Data entries
|---|

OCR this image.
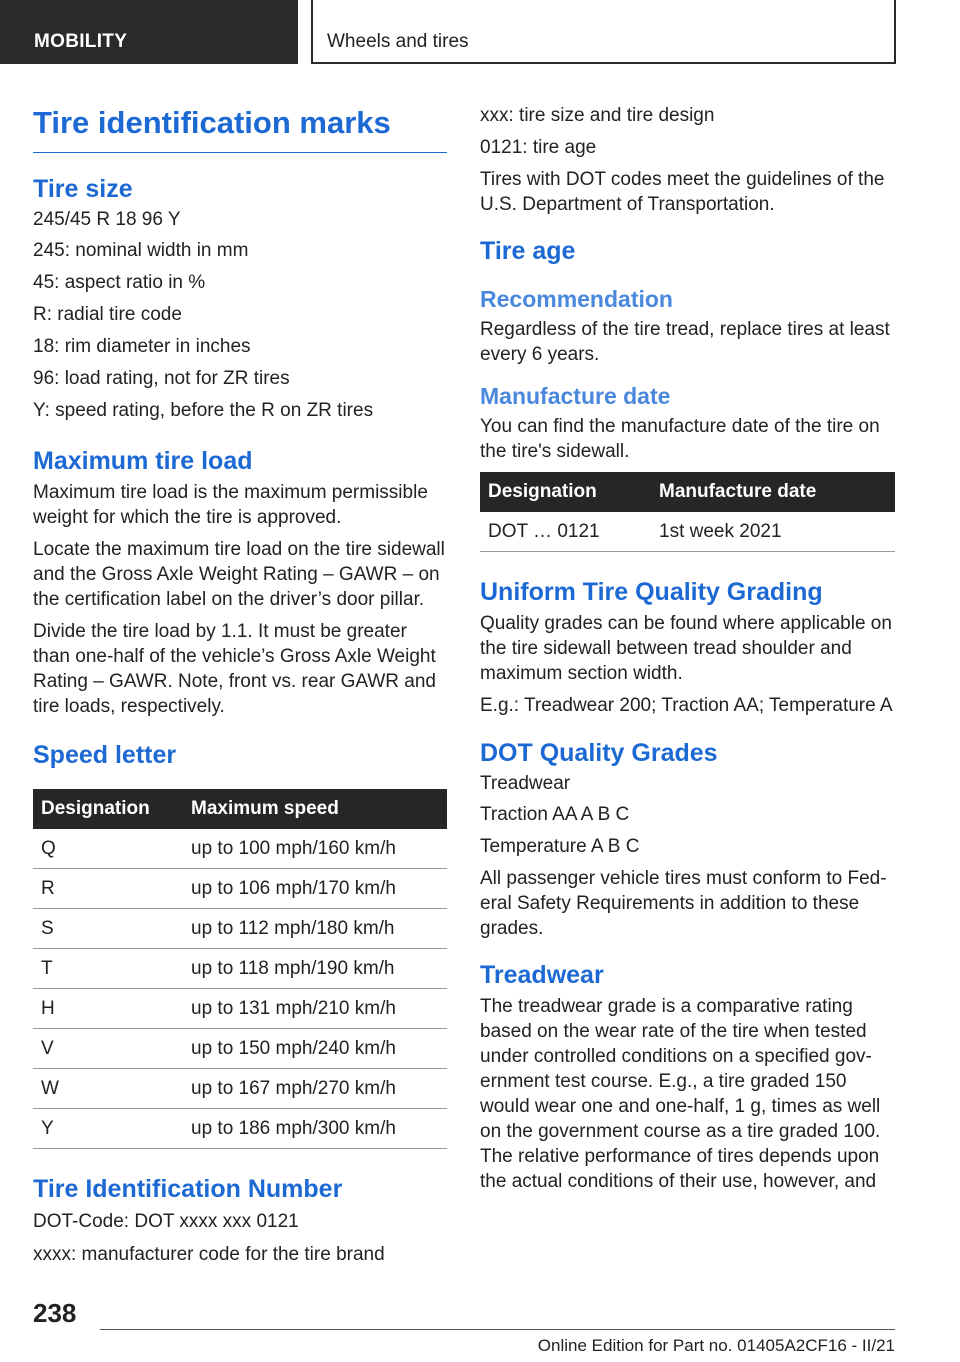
MOBILITY	Wheels and tires
Tire identification marks
Tire size
245/45 R 18 96 Y
245: nominal width in mm
45: aspect ratio in %
R: radial tire code
18: rim diameter in inches
96: load rating, not for ZR tires
Y: speed rating, before the R on ZR tires
Maximum tire load

Maximum tire load is the maximum permissible weight for which the tire is approved.

Locate the maximum tire load on the tire sidewall and the Gross Axle Weight Rating – GAWR – on the certification label on the driver’s door pillar.

Divide the tire load by 1.1. It must be greater than one-half of the vehicle’s Gross Axle Weight Rating – GAWR. Note, front vs. rear GAWR and tire loads, respectively.

Speed letter
Designation	Maximum speed
Q	up to 100 mph/160 km/h
R	up to 106 mph/170 km/h
S	up to 112 mph/180 km/h
T	up to 118 mph/190 km/h
H	up to 131 mph/210 km/h
V	up to 150 mph/240 km/h
W	up to 167 mph/270 km/h
Y	up to 186 mph/300 km/h
Tire Identification Number
DOT-Code: DOT xxxx xxx 0121
xxxx: manufacturer code for the tire brand
xxx: tire size and tire design
0121: tire age

Tires with DOT codes meet the guidelines of the U.S. Department of Transportation.

Tire age
Recommendation

Regardless of the tire tread, replace tires at least every 6 years.

Manufacture date

You can find the manufacture date of the tire on the tire's sidewall.

Designation	Manufacture date
DOT … 0121	1st week 2021
Uniform Tire Quality Grading

Quality grades can be found where applicable on the tire sidewall between tread shoulder and maximum section width.

E.g.: Treadwear 200; Traction AA; Temperature A

DOT Quality Grades
Treadwear
Traction AA A B C
Temperature A B C

All passenger vehicle tires must conform to Fed- eral Safety Requirements in addition to these grades.

Treadwear

The treadwear grade is a comparative rating based on the wear rate of the tire when tested under controlled conditions on a specified gov- ernment test course. E.g., a tire graded 150 would wear one and one-half, 1 g, times as well on the government course as a tire graded 100. The relative performance of tires depends upon the actual conditions of their use, however, and

238
Online Edition for Part no. 01405A2CF16 - II/21
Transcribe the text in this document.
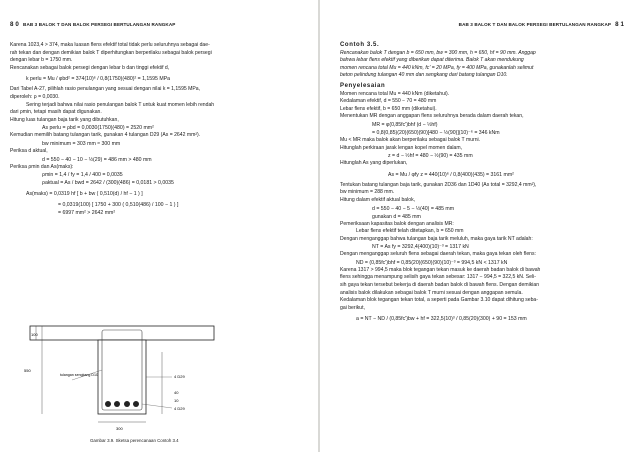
8 0 BAB 3 BALOK T DAN BALOK PERSEGI BERTULANGAN RANGKAP
Karena 1023,4 > 374, maka luasan flens efektif total tidak perlu seluruhnya sebagai dae-
rah tekan dan dengan demikian balok T diperhitungkan berperilaku sebagai balok persegi
dengan lebar b = 1750 mm.
Rencanakan sebagai balok persegi dengan lebar b dan tinggi efektif d,
k perlu = Mu / φbd² = 374(10)⁶ / 0,8(1750)(480)² = 1,1595 MPa
Dari Tabel A-27, pilihlah rasio penulangan yang sesuai dengan nilai k = 1,1595 MPa,
diperoleh: ρ = 0,0030.
Sering terjadi bahwa nilai rasio penulangan balok T untuk kuat momen lebih rendah
dari ρmin, tetapi masih dapat digunakan.
Hitung luas tulangan baja tarik yang dibutuhkan,
As perlu = ρbd = 0,0030(1750)(480) = 2520 mm²
Kemudian memilih batang tulangan tarik, gunakan 4 tulangan D29 (As = 2642 mm²).
bw minimum = 303 mm ≈ 300 mm
Periksa d aktual,
d = 550 − 40 − 10 − ½(29) = 486 mm > 480 mm
Periksa ρmin dan As(maks):
ρmin = 1,4 / fy = 1,4 / 400 = 0,0035
ρaktual = As / bwd = 2642 / (300)(486) = 0,0181 > 0,0035
As(maks) = 0,0319 hf [ b + bw ( 0,510(d) / hf − 1 ) ]
= 0,0319(100) [ 1750 + 300 ( 0,510(486) / 100 − 1 ) ]
= 6997 mm² > 2642 mm²
100
550
tulangan sengkang D10
300
4 D29
40
10
4 D29
Gambar 3.9. Sketsa perencanaan Contoh 3.4
BAB 3 BALOK T DAN BALOK PERSEGI BERTULANGAN RANGKAP 8 1
Contoh 3.5.
Rencanakan balok T dengan b = 650 mm, bw = 300 mm, h = 650, hf = 90 mm. Anggap
bahwa lebar flens efektif yang diberikan dapat diterima. Balok T akan mendukung
momen rencana total Mu = 440 kNm, fc' = 20 MPa, fy = 400 MPa, gunakanlah selimut
beton pelindung tulangan 40 mm dan sengkang dari batang tulangan D10.
Penyelesaian
Momen rencana total Mu = 440 kNm (diketahui).
Kedalaman efektif, d = 550 − 70 = 480 mm
Lebar flens efektif, b = 650 mm (diketahui).
Menentukan MR dengan anggapan flens seluruhnya berada dalam daerah tekan,
MR = φ(0,85fc')bhf (d − ½hf)
= 0,8(0,85)(20)(650)(90)[480 − ½(90)](10)⁻⁶ = 346 kNm
Mu < MR maka balok akan berperilaku sebagai balok T murni.
Hitunglah perkiraan jarak lengan kopel momen dalam,
z = d − ½hf = 480 − ½(90) = 435 mm
Hitunglah As yang diperlukan,
As = Mu / φfy z = 440(10)⁶ / 0,8(400)(435) = 3161 mm²
Tentukan batang tulangan baja tarik, gunakan 2D36 dan 1D40 (As total = 3292,4 mm²),
bw minimum = 288 mm.
Hitung dalam efektif aktual balok,
d = 550 − 40 − 5 − ½(40) = 485 mm
gunakan d = 485 mm
Pemeriksaan kapasitas balok dengan analisis MR:
Lebar flens efektif telah ditetapkan, b = 650 mm
Dengan menganggap bahwa tulangan baja tarik meluluh, maka gaya tarik NT adalah:
NT = As fy = 3292,4(400)(10)⁻³ = 1317 kN
Dengan menganggap seluruh flens sebagai daerah tekan, maka gaya tekan oleh flens:
ND = (0,85fc')bhf = 0,85(20)(650)(90)(10)⁻³ = 994,5 kN < 1317 kN
Karena 1317 > 994,5 maka blok tegangan tekan masuk ke daerah badan balok di bawah
flens sehingga menampung selisih gaya tekan sebesar: 1317 − 994,5 = 322,5 kN. Seli-
sih gaya tekan tersebut bekerja di daerah badan balok di bawah flens. Dengan demikian
analisis balok dilakukan sebagai balok T murni sesuai dengan anggapan semula.
Kedalaman blok tegangan tekan total, a seperti pada Gambar 3.10 dapat dihitung seba-
gai berikut,
a = NT − ND / (0,85fc')bw + hf = 322,5(10)³ / 0,85(20)(300) + 90 = 153 mm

|---|

Take every line from the data that contains the word "analisis".

Pemeriksaan kapasitas balok dengan analisis MR:
analisis balok dilakukan sebagai balok T murni sesuai dengan anggapan semula.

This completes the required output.